**Work to complete:** Exactly as written, quote every line that follows, skipping the images.

**Records provided:**
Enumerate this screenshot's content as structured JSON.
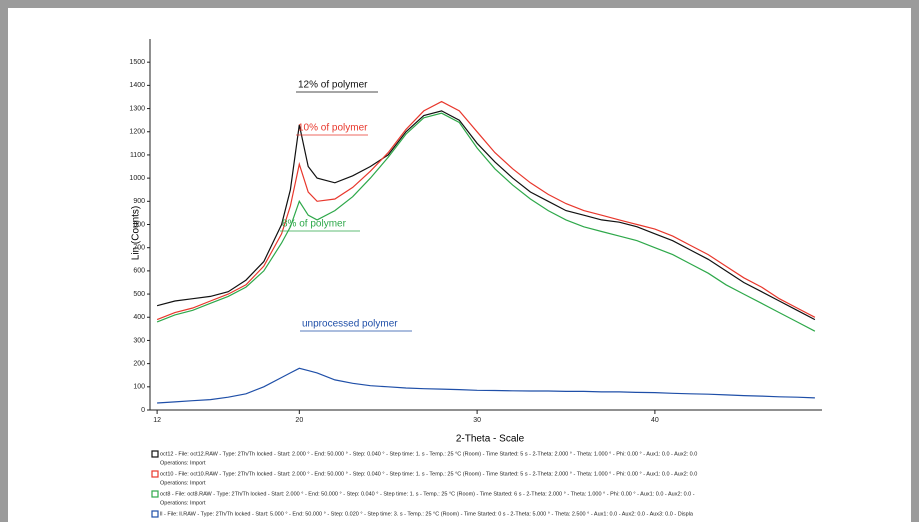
{
  "chart_data": {
    "type": "line",
    "x_label": "2-Theta - Scale",
    "y_label": "Lin (Counts)",
    "xlim": [
      11.6,
      49.4
    ],
    "xticks": [
      12,
      20,
      30,
      40
    ],
    "ylim": [
      0,
      1600
    ],
    "yticks": [
      0,
      100,
      200,
      300,
      400,
      500,
      600,
      700,
      800,
      900,
      1000,
      1100,
      1200,
      1300,
      1400,
      1500
    ],
    "x": [
      12,
      13,
      14,
      15,
      16,
      17,
      18,
      19,
      19.5,
      20,
      20.5,
      21,
      22,
      23,
      24,
      25,
      26,
      27,
      28,
      29,
      30,
      31,
      32,
      33,
      34,
      35,
      36,
      37,
      38,
      39,
      40,
      41,
      42,
      43,
      44,
      45,
      46,
      47,
      48,
      49
    ],
    "series": [
      {
        "name": "oct12 - File: oct12.RAW - Type: 2Th/Th locked - Start: 2.000 ° - End: 50.000 ° - Step: 0.040 ° - Step time: 1. s - Temp.: 25 °C (Room) - Time Started: 5 s - 2-Theta: 2.000 ° - Theta: 1.000 ° - Phi: 0.00 ° - Aux1: 0.0 - Aux2: 0.0",
        "note": "Operations: Import",
        "color": "#111111",
        "values": [
          450,
          470,
          480,
          490,
          510,
          560,
          640,
          800,
          950,
          1230,
          1050,
          1000,
          980,
          1010,
          1050,
          1100,
          1200,
          1270,
          1290,
          1250,
          1150,
          1070,
          1000,
          940,
          900,
          860,
          840,
          820,
          810,
          790,
          760,
          730,
          690,
          650,
          600,
          550,
          510,
          470,
          430,
          390
        ]
      },
      {
        "name": "oct10 - File: oct10.RAW - Type: 2Th/Th locked - Start: 2.000 ° - End: 50.000 ° - Step: 0.040 ° - Step time: 1. s - Temp.: 25 °C (Room) - Time Started: 5 s - 2-Theta: 2.000 ° - Theta: 1.000 ° - Phi: 0.00 ° - Aux1: 0.0 - Aux2: 0.0",
        "note": "Operations: Import",
        "color": "#e8372c",
        "values": [
          390,
          420,
          440,
          470,
          500,
          540,
          620,
          760,
          880,
          1060,
          940,
          900,
          910,
          960,
          1030,
          1110,
          1210,
          1290,
          1330,
          1290,
          1200,
          1110,
          1040,
          980,
          930,
          890,
          860,
          840,
          820,
          800,
          780,
          750,
          710,
          670,
          620,
          570,
          530,
          480,
          440,
          400
        ]
      },
      {
        "name": "oct8 - File: oct8.RAW - Type: 2Th/Th locked - Start: 2.000 ° - End: 50.000 ° - Step: 0.040 ° - Step time: 1. s - Temp.: 25 °C (Room) - Time Started: 6 s - 2-Theta: 2.000 ° - Theta: 1.000 ° - Phi: 0.00 ° - Aux1: 0.0 - Aux2: 0.0 -",
        "note": "Operations: Import",
        "color": "#2ea84a",
        "values": [
          380,
          410,
          430,
          460,
          490,
          530,
          600,
          720,
          790,
          900,
          840,
          820,
          860,
          920,
          1000,
          1090,
          1190,
          1260,
          1280,
          1240,
          1130,
          1040,
          970,
          910,
          860,
          820,
          790,
          770,
          750,
          730,
          700,
          670,
          630,
          590,
          540,
          500,
          460,
          420,
          380,
          340
        ]
      },
      {
        "name": "ll - File: ll.RAW - Type: 2Th/Th locked - Start: 5.000 ° - End: 50.000 ° - Step: 0.020 ° - Step time: 3. s - Temp.: 25 °C (Room) - Time Started: 0 s - 2-Theta: 5.000 ° - Theta: 2.500 ° - Aux1: 0.0 - Aux2: 0.0 - Aux3: 0.0 - Displa",
        "color": "#1f4fa8",
        "values": [
          30,
          35,
          40,
          45,
          55,
          70,
          100,
          140,
          160,
          180,
          170,
          160,
          130,
          115,
          105,
          100,
          95,
          92,
          90,
          88,
          85,
          84,
          83,
          82,
          82,
          80,
          80,
          78,
          78,
          76,
          75,
          72,
          70,
          68,
          65,
          62,
          60,
          57,
          55,
          52
        ]
      }
    ],
    "annotations": [
      {
        "text": "12% of polymer",
        "color": "#111111"
      },
      {
        "text": "10% of polymer",
        "color": "#e8372c"
      },
      {
        "text": "8% of polymer",
        "color": "#2ea84a"
      },
      {
        "text": "unprocessed polymer",
        "color": "#1f4fa8"
      }
    ]
  }
}
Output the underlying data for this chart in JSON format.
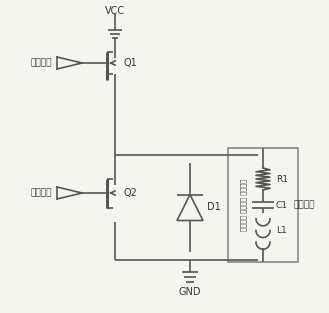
{
  "bg_color": "#f5f5f0",
  "line_color": "#555555",
  "box_color": "#888888",
  "lw": 1.2,
  "fig_width": 3.29,
  "fig_height": 3.13,
  "labels": {
    "VCC": "VCC",
    "GND": "GND",
    "Q1": "Q1",
    "Q2": "Q2",
    "D1": "D1",
    "R1": "R1",
    "C1": "C1",
    "L1": "L1",
    "drive1": "驱动信号",
    "drive2": "驱动信号",
    "load": "等效负载",
    "vert_text": "滤波电容 参考电容 滤波电感"
  }
}
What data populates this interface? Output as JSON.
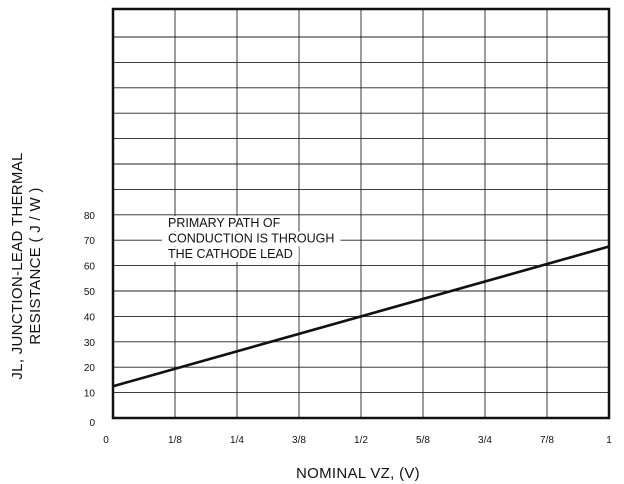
{
  "chart_data": {
    "type": "line",
    "xlabel": "NOMINAL VZ, (V)",
    "ylabel_lines": [
      "JL, JUNCTION-LEAD THERMAL",
      "RESISTANCE ( J / W )"
    ],
    "x_ticks": [
      "0",
      "1/8",
      "1/4",
      "3/8",
      "1/2",
      "5/8",
      "3/4",
      "7/8",
      "1"
    ],
    "x_tick_values": [
      0,
      0.125,
      0.25,
      0.375,
      0.5,
      0.625,
      0.75,
      0.875,
      1
    ],
    "y_ticks": [
      "0",
      "10",
      "20",
      "30",
      "40",
      "50",
      "60",
      "70",
      "80"
    ],
    "y_tick_values": [
      0,
      10,
      20,
      30,
      40,
      50,
      60,
      70,
      80
    ],
    "xlim": [
      0,
      1
    ],
    "grid": true,
    "series": [
      {
        "x": [
          0,
          1
        ],
        "y": [
          12.5,
          67.5
        ]
      }
    ],
    "annotation": [
      "PRIMARY PATH OF",
      "CONDUCTION IS THROUGH",
      "THE CATHODE LEAD"
    ]
  }
}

**Response to the task:**
Enumerate this screenshot's content as structured JSON.
{
  "chart_data": {
    "type": "line",
    "x_label": "2-Theta - Scale",
    "y_label": "Lin (Counts)",
    "xlim": [
      11.6,
      49.4
    ],
    "xticks": [
      12,
      20,
      30,
      40
    ],
    "ylim": [
      0,
      1600
    ],
    "yticks": [
      0,
      100,
      200,
      300,
      400,
      500,
      600,
      700,
      800,
      900,
      1000,
      1100,
      1200,
      1300,
      1400,
      1500
    ],
    "x": [
      12,
      13,
      14,
      15,
      16,
      17,
      18,
      19,
      19.5,
      20,
      20.5,
      21,
      22,
      23,
      24,
      25,
      26,
      27,
      28,
      29,
      30,
      31,
      32,
      33,
      34,
      35,
      36,
      37,
      38,
      39,
      40,
      41,
      42,
      43,
      44,
      45,
      46,
      47,
      48,
      49
    ],
    "series": [
      {
        "name": "oct12 - File: oct12.RAW - Type: 2Th/Th locked - Start: 2.000 ° - End: 50.000 ° - Step: 0.040 ° - Step time: 1. s - Temp.: 25 °C (Room) - Time Started: 5 s - 2-Theta: 2.000 ° - Theta: 1.000 ° - Phi: 0.00 ° - Aux1: 0.0 - Aux2: 0.0",
        "note": "Operations: Import",
        "color": "#111111",
        "values": [
          450,
          470,
          480,
          490,
          510,
          560,
          640,
          800,
          950,
          1230,
          1050,
          1000,
          980,
          1010,
          1050,
          1100,
          1200,
          1270,
          1290,
          1250,
          1150,
          1070,
          1000,
          940,
          900,
          860,
          840,
          820,
          810,
          790,
          760,
          730,
          690,
          650,
          600,
          550,
          510,
          470,
          430,
          390
        ]
      },
      {
        "name": "oct10 - File: oct10.RAW - Type: 2Th/Th locked - Start: 2.000 ° - End: 50.000 ° - Step: 0.040 ° - Step time: 1. s - Temp.: 25 °C (Room) - Time Started: 5 s - 2-Theta: 2.000 ° - Theta: 1.000 ° - Phi: 0.00 ° - Aux1: 0.0 - Aux2: 0.0",
        "note": "Operations: Import",
        "color": "#e8372c",
        "values": [
          390,
          420,
          440,
          470,
          500,
          540,
          620,
          760,
          880,
          1060,
          940,
          900,
          910,
          960,
          1030,
          1110,
          1210,
          1290,
          1330,
          1290,
          1200,
          1110,
          1040,
          980,
          930,
          890,
          860,
          840,
          820,
          800,
          780,
          750,
          710,
          670,
          620,
          570,
          530,
          480,
          440,
          400
        ]
      },
      {
        "name": "oct8 - File: oct8.RAW - Type: 2Th/Th locked - Start: 2.000 ° - End: 50.000 ° - Step: 0.040 ° - Step time: 1. s - Temp.: 25 °C (Room) - Time Started: 6 s - 2-Theta: 2.000 ° - Theta: 1.000 ° - Phi: 0.00 ° - Aux1: 0.0 - Aux2: 0.0 -",
        "note": "Operations: Import",
        "color": "#2ea84a",
        "values": [
          380,
          410,
          430,
          460,
          490,
          530,
          600,
          720,
          790,
          900,
          840,
          820,
          860,
          920,
          1000,
          1090,
          1190,
          1260,
          1280,
          1240,
          1130,
          1040,
          970,
          910,
          860,
          820,
          790,
          770,
          750,
          730,
          700,
          670,
          630,
          590,
          540,
          500,
          460,
          420,
          380,
          340
        ]
      },
      {
        "name": "ll - File: ll.RAW - Type: 2Th/Th locked - Start: 5.000 ° - End: 50.000 ° - Step: 0.020 ° - Step time: 3. s - Temp.: 25 °C (Room) - Time Started: 0 s - 2-Theta: 5.000 ° - Theta: 2.500 ° - Aux1: 0.0 - Aux2: 0.0 - Aux3: 0.0 - Displa",
        "color": "#1f4fa8",
        "values": [
          30,
          35,
          40,
          45,
          55,
          70,
          100,
          140,
          160,
          180,
          170,
          160,
          130,
          115,
          105,
          100,
          95,
          92,
          90,
          88,
          85,
          84,
          83,
          82,
          82,
          80,
          80,
          78,
          78,
          76,
          75,
          72,
          70,
          68,
          65,
          62,
          60,
          57,
          55,
          52
        ]
      }
    ],
    "annotations": [
      {
        "text": "12% of polymer",
        "color": "#111111"
      },
      {
        "text": "10% of polymer",
        "color": "#e8372c"
      },
      {
        "text": "8% of polymer",
        "color": "#2ea84a"
      },
      {
        "text": "unprocessed polymer",
        "color": "#1f4fa8"
      }
    ]
  }
}
Output the underlying data for this chart in JSON format.
{
  "bg_color": "#f5f5f0",
  "line_color": "#555555",
  "box_color": "#888888",
  "lw": 1.2,
  "fig_width": 3.29,
  "fig_height": 3.13,
  "labels": {
    "VCC": "VCC",
    "GND": "GND",
    "Q1": "Q1",
    "Q2": "Q2",
    "D1": "D1",
    "R1": "R1",
    "C1": "C1",
    "L1": "L1",
    "drive1": "驱动信号",
    "drive2": "驱动信号",
    "load": "等效负载",
    "vert_text": "滤波电容 参考电容 滤波电感"
  }
}
What data populates this interface? Output as JSON.
{
  "chart_data": {
    "type": "line",
    "xlabel": "NOMINAL VZ, (V)",
    "ylabel_lines": [
      "JL, JUNCTION-LEAD THERMAL",
      "RESISTANCE ( J / W )"
    ],
    "x_ticks": [
      "0",
      "1/8",
      "1/4",
      "3/8",
      "1/2",
      "5/8",
      "3/4",
      "7/8",
      "1"
    ],
    "x_tick_values": [
      0,
      0.125,
      0.25,
      0.375,
      0.5,
      0.625,
      0.75,
      0.875,
      1
    ],
    "y_ticks": [
      "0",
      "10",
      "20",
      "30",
      "40",
      "50",
      "60",
      "70",
      "80"
    ],
    "y_tick_values": [
      0,
      10,
      20,
      30,
      40,
      50,
      60,
      70,
      80
    ],
    "xlim": [
      0,
      1
    ],
    "grid": true,
    "series": [
      {
        "x": [
          0,
          1
        ],
        "y": [
          12.5,
          67.5
        ]
      }
    ],
    "annotation": [
      "PRIMARY PATH OF",
      "CONDUCTION IS THROUGH",
      "THE CATHODE LEAD"
    ]
  }
}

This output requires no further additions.